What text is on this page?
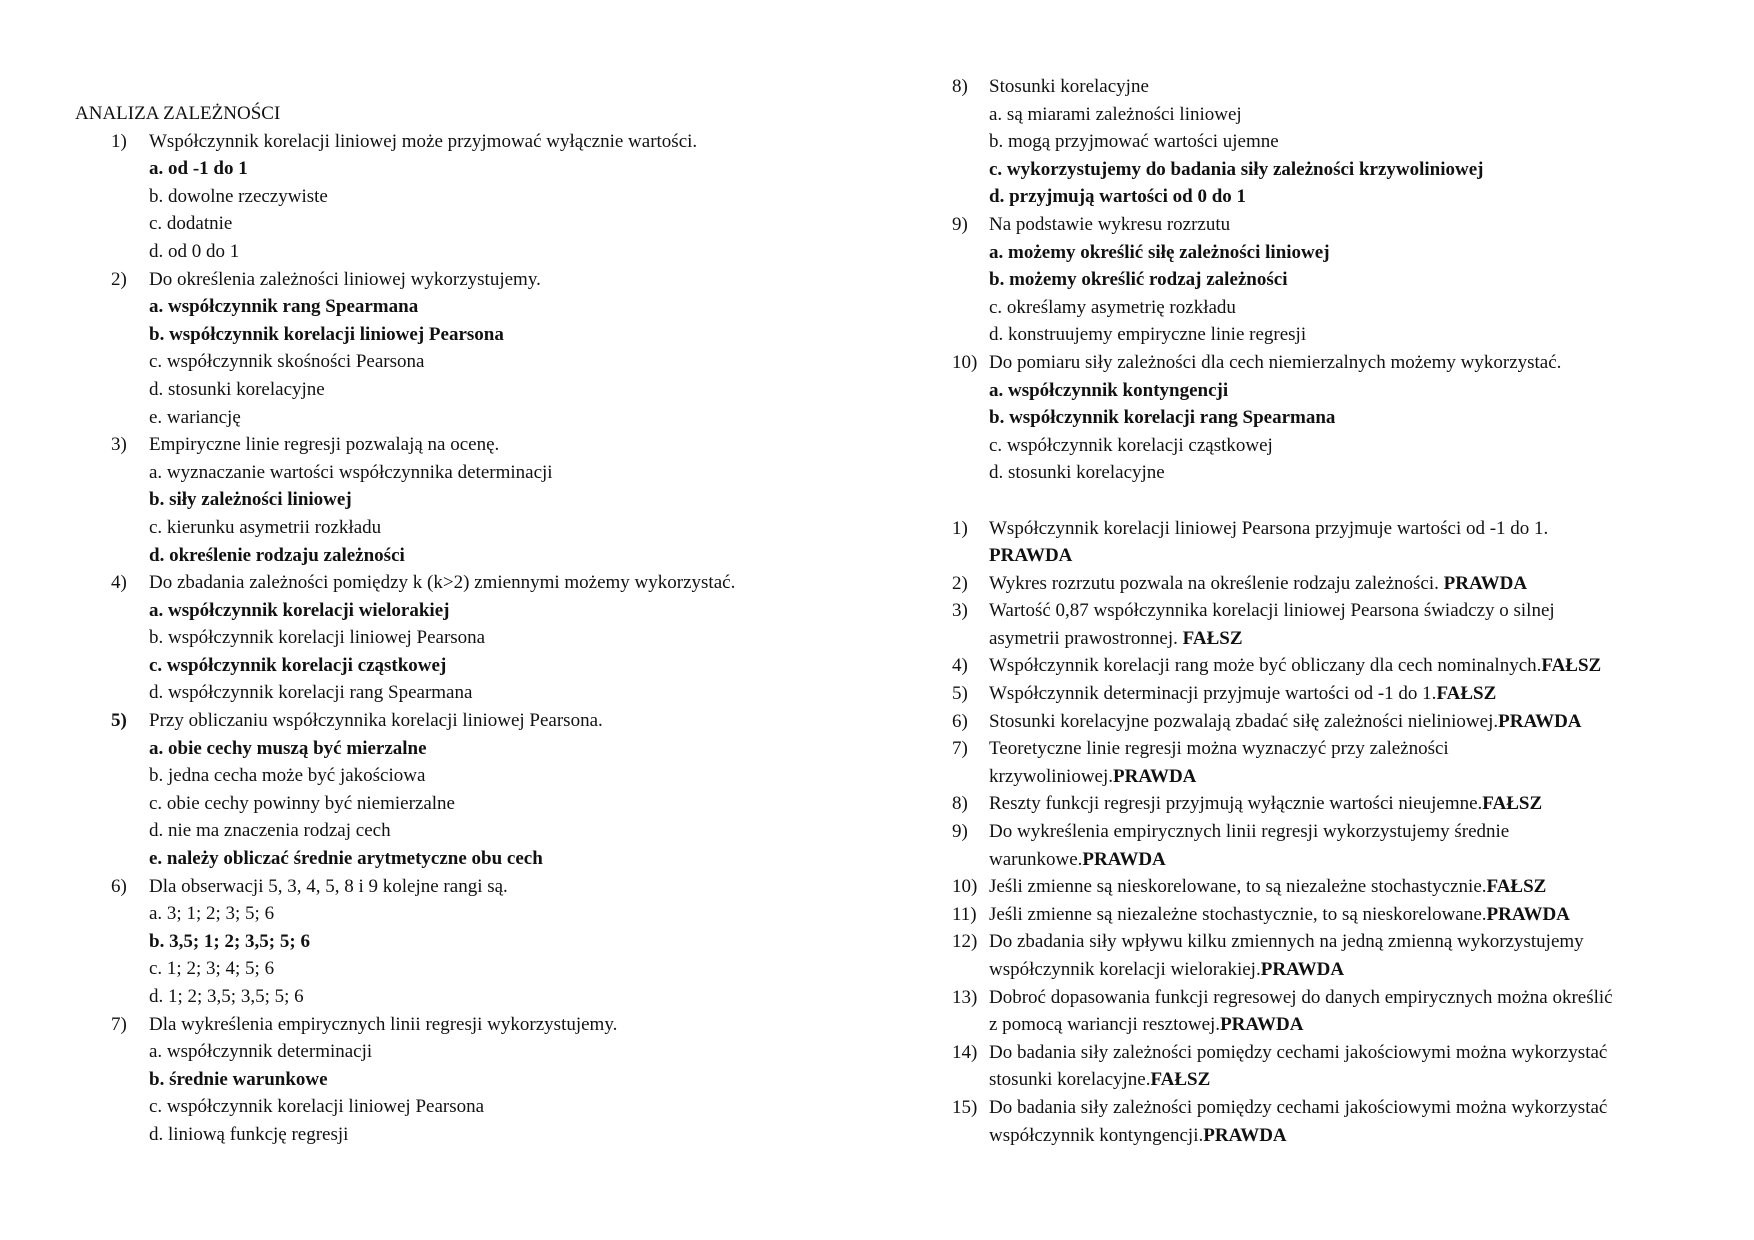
ANALIZA ZALEŻNOŚCI
1) Współczynnik korelacji liniowej może przyjmować wyłącznie wartości.
a. od -1 do 1
b. dowolne rzeczywiste
c. dodatnie
d. od 0 do 1
2) Do określenia zależności liniowej wykorzystujemy.
a. współczynnik rang Spearmana
b. współczynnik korelacji liniowej Pearsona
c. współczynnik skośności Pearsona
d. stosunki korelacyjne
e. wariancję
3) Empiryczne linie regresji pozwalają na ocenę.
a. wyznaczanie wartości współczynnika determinacji
b. siły zależności liniowej
c. kierunku asymetrii rozkładu
d. określenie rodzaju zależności
4) Do zbadania zależności pomiędzy k (k>2) zmiennymi możemy wykorzystać.
a. współczynnik korelacji wielorakiej
b. współczynnik korelacji liniowej Pearsona
c. współczynnik korelacji cząstkowej
d. współczynnik korelacji rang Spearmana
5) Przy obliczaniu współczynnika korelacji liniowej Pearsona.
a. obie cechy muszą być mierzalne
b. jedna cecha może być jakościowa
c. obie cechy powinny być niemierzalne
d. nie ma znaczenia rodzaj cech
e. należy obliczać średnie arytmetyczne obu cech
6) Dla obserwacji 5, 3, 4, 5, 8 i 9 kolejne rangi są.
a. 3; 1; 2; 3; 5; 6
b. 3,5; 1; 2; 3,5; 5; 6
c. 1; 2; 3; 4; 5; 6
d. 1; 2; 3,5; 3,5; 5; 6
7) Dla wykreślenia empirycznych linii regresji wykorzystujemy.
a. współczynnik determinacji
b. średnie warunkowe
c. współczynnik korelacji liniowej Pearsona
d. liniową funkcję regresji
8) Stosunki korelacyjne
a. są miarami zależności liniowej
b. mogą przyjmować wartości ujemne
c. wykorzystujemy do badania siły zależności krzywoliniowej
d. przyjmują wartości od 0 do 1
9) Na podstawie wykresu rozrzutu
a. możemy określić siłę zależności liniowej
b. możemy określić rodzaj zależności
c. określamy asymetrię rozkładu
d. konstruujemy empiryczne linie regresji
10) Do pomiaru siły zależności dla cech niemierzalnych możemy wykorzystać.
a. współczynnik kontyngencji
b. współczynnik korelacji rang Spearmana
c. współczynnik korelacji cząstkowej
d. stosunki korelacyjne
1) Współczynnik korelacji liniowej Pearsona przyjmuje wartości od -1 do 1.
PRAWDA
2) Wykres rozrzutu pozwala na określenie rodzaju zależności. PRAWDA
3) Wartość 0,87 współczynnika korelacji liniowej Pearsona świadczy o silnej
asymetrii prawostronnej. FAŁSZ
4) Współczynnik korelacji rang może być obliczany dla cech nominalnych.FAŁSZ
5) Współczynnik determinacji przyjmuje wartości od -1 do 1.FAŁSZ
6) Stosunki korelacyjne pozwalają zbadać siłę zależności nieliniowej.PRAWDA
7) Teoretyczne linie regresji można wyznaczyć przy zależności
krzywoliniowej.PRAWDA
8) Reszty funkcji regresji przyjmują wyłącznie wartości nieujemne.FAŁSZ
9) Do wykreślenia empirycznych linii regresji wykorzystujemy średnie
warunkowe.PRAWDA
10) Jeśli zmienne są nieskorelowane, to są niezależne stochastycznie.FAŁSZ
11) Jeśli zmienne są niezależne stochastycznie, to są nieskorelowane.PRAWDA
12) Do zbadania siły wpływu kilku zmiennych na jedną zmienną wykorzystujemy
współczynnik korelacji wielorakiej.PRAWDA
13) Dobroć dopasowania funkcji regresowej do danych empirycznych można określić
z pomocą wariancji resztowej.PRAWDA
14) Do badania siły zależności pomiędzy cechami jakościowymi można wykorzystać
stosunki korelacyjne.FAŁSZ
15) Do badania siły zależności pomiędzy cechami jakościowymi można wykorzystać
współczynnik kontyngencji.PRAWDA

_ _ _ _

#### WRITTEN PROBLEM:
Read the data above. Pull out each line in which the string "asymetrii" appears.

#### EXERCISE SOLUTION:
c. kierunku asymetrii rozkładu
asymetrii prawostronnej. FAŁSZ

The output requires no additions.